╔══

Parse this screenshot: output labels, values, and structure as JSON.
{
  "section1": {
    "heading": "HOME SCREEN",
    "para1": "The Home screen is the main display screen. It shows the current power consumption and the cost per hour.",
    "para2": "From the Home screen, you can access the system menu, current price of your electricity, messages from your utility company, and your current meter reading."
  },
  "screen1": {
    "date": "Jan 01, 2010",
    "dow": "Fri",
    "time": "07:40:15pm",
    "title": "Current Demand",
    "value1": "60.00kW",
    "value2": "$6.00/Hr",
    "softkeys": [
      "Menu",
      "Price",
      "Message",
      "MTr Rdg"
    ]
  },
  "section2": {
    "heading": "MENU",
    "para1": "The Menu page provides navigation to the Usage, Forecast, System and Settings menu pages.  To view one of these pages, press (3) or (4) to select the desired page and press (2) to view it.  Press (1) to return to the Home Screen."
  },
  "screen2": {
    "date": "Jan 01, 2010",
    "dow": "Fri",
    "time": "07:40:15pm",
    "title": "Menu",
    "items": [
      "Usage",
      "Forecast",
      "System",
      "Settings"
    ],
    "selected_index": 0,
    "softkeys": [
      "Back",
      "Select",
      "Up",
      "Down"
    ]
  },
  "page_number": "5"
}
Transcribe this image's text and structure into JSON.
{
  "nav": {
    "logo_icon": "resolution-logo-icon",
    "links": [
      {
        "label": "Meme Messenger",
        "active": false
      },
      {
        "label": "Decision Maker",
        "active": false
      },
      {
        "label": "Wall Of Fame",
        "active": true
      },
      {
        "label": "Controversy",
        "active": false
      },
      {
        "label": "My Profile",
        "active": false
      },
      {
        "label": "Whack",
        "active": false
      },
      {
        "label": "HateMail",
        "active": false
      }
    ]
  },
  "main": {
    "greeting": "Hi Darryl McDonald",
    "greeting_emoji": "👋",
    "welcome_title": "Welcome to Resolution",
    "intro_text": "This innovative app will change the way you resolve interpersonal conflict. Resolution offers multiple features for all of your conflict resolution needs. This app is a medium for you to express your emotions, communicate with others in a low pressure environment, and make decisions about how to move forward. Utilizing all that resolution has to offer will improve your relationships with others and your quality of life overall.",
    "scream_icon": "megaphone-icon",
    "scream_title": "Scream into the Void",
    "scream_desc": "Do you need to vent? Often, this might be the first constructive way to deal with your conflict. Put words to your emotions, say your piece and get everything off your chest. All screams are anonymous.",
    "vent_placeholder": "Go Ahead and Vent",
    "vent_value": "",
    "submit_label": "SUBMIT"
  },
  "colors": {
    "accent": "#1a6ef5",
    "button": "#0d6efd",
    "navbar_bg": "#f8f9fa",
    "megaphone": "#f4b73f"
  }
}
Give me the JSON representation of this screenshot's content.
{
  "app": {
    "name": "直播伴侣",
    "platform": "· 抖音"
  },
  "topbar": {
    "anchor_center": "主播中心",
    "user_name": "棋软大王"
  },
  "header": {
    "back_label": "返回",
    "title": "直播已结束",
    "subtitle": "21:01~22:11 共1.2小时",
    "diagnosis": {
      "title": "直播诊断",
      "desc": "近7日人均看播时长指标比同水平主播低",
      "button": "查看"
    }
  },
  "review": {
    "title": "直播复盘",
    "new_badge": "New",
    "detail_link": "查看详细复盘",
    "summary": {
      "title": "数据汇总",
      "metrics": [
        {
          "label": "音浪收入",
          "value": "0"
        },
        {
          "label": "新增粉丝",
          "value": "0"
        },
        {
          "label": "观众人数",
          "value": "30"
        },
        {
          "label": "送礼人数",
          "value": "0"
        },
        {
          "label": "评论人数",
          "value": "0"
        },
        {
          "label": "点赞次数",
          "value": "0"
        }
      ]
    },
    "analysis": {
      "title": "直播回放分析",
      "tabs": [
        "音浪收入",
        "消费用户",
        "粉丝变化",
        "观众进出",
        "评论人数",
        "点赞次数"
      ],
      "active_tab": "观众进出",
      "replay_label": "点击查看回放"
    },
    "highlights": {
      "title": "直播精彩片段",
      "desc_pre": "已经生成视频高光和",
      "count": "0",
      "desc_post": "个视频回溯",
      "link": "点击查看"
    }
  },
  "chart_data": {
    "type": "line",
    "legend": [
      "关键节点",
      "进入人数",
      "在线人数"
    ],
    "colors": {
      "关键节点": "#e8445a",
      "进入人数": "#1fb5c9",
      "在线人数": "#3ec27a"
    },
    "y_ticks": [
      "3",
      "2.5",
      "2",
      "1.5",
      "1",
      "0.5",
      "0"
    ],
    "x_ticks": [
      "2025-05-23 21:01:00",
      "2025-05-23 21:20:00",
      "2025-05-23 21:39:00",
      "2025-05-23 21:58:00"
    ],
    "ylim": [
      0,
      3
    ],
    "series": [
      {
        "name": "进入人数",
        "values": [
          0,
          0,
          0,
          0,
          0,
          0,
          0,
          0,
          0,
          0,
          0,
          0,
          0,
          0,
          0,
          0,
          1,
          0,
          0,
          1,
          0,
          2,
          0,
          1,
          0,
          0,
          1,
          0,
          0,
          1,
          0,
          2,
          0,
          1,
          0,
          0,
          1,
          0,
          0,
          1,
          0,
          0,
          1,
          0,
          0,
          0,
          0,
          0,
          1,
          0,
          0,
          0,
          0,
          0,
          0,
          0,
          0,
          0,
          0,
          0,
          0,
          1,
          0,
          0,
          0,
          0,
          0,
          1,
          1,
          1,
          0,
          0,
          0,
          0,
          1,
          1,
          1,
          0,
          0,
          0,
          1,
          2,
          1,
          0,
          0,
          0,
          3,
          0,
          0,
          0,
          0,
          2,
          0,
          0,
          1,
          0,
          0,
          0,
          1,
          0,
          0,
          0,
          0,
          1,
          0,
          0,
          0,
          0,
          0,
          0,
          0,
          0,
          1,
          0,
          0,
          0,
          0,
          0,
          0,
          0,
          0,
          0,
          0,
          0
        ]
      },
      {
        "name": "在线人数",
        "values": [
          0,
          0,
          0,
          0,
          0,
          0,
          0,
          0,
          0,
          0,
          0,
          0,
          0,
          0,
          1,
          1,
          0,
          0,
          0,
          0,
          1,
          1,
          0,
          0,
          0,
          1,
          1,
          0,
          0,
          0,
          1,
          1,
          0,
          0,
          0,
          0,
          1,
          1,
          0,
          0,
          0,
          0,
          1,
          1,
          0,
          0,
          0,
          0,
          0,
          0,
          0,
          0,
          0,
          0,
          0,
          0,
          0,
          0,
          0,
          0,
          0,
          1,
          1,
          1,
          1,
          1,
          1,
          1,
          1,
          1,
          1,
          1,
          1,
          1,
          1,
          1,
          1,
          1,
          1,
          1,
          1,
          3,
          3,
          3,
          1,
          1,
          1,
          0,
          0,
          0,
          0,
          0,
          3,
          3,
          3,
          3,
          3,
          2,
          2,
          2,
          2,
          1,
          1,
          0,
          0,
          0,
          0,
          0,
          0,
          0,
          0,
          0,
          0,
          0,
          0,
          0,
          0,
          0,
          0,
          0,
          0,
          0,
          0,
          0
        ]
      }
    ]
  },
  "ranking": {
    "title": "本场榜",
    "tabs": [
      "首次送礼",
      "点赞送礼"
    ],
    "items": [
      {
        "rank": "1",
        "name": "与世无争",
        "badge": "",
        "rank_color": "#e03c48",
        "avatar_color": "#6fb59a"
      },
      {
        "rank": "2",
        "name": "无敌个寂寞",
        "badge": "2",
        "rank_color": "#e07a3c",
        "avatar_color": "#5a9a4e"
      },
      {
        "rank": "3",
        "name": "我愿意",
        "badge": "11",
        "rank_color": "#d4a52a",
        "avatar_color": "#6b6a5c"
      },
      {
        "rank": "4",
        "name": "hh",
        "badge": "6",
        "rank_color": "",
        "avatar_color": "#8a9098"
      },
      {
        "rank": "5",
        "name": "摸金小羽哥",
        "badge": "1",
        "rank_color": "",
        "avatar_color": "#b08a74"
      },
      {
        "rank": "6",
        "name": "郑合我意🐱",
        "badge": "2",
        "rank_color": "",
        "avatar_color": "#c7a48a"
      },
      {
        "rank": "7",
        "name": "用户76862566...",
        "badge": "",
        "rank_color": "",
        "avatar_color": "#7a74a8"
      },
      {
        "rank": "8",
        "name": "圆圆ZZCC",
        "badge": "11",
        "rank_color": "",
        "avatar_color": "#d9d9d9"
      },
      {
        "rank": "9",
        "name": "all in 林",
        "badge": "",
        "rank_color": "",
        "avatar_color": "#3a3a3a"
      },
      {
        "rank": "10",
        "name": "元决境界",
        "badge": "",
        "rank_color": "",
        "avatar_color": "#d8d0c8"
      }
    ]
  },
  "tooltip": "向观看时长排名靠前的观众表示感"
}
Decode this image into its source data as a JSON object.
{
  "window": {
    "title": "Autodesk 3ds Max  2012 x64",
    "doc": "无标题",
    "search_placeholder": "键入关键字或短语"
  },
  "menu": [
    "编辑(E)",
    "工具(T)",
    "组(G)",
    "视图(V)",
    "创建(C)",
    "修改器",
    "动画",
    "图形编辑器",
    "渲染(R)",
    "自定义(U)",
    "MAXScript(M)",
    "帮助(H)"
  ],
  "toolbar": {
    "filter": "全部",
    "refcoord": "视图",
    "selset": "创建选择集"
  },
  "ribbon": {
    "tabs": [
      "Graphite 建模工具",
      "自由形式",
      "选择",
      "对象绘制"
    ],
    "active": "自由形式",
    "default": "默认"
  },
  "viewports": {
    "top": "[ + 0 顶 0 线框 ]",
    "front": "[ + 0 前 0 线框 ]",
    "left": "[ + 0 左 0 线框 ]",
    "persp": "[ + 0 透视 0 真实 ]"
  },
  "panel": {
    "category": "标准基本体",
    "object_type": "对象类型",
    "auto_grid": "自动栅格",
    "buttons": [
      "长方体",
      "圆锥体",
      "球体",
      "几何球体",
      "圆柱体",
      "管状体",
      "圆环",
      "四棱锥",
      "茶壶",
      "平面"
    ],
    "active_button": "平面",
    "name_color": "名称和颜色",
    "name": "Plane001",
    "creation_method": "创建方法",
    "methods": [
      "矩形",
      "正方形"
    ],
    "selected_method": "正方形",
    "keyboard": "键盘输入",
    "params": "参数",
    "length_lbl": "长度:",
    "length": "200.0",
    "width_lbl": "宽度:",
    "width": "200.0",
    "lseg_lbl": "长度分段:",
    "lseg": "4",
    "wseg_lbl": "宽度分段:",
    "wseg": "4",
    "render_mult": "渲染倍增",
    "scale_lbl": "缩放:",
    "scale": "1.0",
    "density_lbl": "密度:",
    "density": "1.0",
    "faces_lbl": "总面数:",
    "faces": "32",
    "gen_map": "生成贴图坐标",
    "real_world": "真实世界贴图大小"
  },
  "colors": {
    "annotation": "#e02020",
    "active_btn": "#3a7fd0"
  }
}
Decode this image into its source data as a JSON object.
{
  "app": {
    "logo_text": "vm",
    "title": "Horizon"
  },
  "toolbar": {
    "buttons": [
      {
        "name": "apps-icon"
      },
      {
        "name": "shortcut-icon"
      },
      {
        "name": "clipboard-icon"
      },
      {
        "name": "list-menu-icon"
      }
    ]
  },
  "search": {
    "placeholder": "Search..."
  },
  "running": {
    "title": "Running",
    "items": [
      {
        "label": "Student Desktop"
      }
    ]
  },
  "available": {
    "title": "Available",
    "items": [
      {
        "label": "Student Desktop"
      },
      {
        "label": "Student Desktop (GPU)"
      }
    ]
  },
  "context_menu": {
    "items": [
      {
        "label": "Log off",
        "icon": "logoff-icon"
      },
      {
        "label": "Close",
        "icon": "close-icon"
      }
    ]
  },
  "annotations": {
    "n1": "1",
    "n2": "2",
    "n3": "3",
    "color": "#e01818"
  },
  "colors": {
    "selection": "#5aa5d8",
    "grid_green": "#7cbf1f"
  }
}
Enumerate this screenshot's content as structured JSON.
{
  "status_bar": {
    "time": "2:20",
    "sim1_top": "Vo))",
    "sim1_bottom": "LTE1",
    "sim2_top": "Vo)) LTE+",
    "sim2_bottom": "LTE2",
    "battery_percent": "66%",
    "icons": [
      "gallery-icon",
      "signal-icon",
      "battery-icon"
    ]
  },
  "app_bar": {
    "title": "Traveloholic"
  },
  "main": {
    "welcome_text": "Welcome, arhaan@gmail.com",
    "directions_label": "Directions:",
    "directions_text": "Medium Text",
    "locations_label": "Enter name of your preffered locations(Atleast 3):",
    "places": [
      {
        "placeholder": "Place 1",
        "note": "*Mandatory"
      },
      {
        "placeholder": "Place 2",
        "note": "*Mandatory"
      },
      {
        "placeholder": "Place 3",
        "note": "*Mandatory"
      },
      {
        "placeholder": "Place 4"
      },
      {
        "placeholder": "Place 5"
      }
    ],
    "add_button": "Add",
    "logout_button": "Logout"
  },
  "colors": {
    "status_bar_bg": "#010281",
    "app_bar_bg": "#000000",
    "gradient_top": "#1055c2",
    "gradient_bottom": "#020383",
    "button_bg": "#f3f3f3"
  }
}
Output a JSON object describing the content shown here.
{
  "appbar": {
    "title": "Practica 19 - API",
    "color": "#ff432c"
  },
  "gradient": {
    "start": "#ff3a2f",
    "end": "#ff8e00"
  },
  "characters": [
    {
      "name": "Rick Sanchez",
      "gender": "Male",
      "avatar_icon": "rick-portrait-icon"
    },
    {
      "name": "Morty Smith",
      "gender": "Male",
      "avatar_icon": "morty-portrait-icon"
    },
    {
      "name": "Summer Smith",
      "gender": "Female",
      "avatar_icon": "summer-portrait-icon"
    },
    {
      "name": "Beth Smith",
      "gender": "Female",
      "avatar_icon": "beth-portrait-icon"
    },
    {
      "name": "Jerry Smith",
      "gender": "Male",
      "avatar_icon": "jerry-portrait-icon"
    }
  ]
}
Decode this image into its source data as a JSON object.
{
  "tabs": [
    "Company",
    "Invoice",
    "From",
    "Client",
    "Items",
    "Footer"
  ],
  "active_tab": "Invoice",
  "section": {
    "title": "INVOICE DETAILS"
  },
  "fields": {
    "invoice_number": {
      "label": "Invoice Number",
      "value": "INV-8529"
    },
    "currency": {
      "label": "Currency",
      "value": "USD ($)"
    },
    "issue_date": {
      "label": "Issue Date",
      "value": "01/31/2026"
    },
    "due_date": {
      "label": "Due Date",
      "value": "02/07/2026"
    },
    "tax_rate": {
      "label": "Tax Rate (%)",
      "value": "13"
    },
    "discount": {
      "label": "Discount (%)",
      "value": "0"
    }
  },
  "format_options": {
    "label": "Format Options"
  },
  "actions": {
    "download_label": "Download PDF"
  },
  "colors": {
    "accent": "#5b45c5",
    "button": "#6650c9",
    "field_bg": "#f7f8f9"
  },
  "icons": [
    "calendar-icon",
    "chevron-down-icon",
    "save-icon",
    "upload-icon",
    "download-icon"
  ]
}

╚══

| Stated task |
Only the lines from the one containing "Output a JSON" to the end of the records should be repeated, exactly as they appear.

| The completed task |
Output a JSON object describing the content shown here.
{
  "appbar": {
    "title": "Practica 19 - API",
    "color": "#ff432c"
  },
  "gradient": {
    "start": "#ff3a2f",
    "end": "#ff8e00"
  },
  "characters": [
    {
      "name": "Rick Sanchez",
      "gender": "Male",
      "avatar_icon": "rick-portrait-icon"
    },
    {
      "name": "Morty Smith",
      "gender": "Male",
      "avatar_icon": "morty-portrait-icon"
    },
    {
      "name": "Summer Smith",
      "gender": "Female",
      "avatar_icon": "summer-portrait-icon"
    },
    {
      "name": "Beth Smith",
      "gender": "Female",
      "avatar_icon": "beth-portrait-icon"
    },
    {
      "name": "Jerry Smith",
      "gender": "Male",
      "avatar_icon": "jerry-portrait-icon"
    }
  ]
}
Decode this image into its source data as a JSON object.
{
  "tabs": [
    "Company",
    "Invoice",
    "From",
    "Client",
    "Items",
    "Footer"
  ],
  "active_tab": "Invoice",
  "section": {
    "title": "INVOICE DETAILS"
  },
  "fields": {
    "invoice_number": {
      "label": "Invoice Number",
      "value": "INV-8529"
    },
    "currency": {
      "label": "Currency",
      "value": "USD ($)"
    },
    "issue_date": {
      "label": "Issue Date",
      "value": "01/31/2026"
    },
    "due_date": {
      "label": "Due Date",
      "value": "02/07/2026"
    },
    "tax_rate": {
      "label": "Tax Rate (%)",
      "value": "13"
    },
    "discount": {
      "label": "Discount (%)",
      "value": "0"
    }
  },
  "format_options": {
    "label": "Format Options"
  },
  "actions": {
    "download_label": "Download PDF"
  },
  "colors": {
    "accent": "#5b45c5",
    "button": "#6650c9",
    "field_bg": "#f7f8f9"
  },
  "icons": [
    "calendar-icon",
    "chevron-down-icon",
    "save-icon",
    "upload-icon",
    "download-icon"
  ]
}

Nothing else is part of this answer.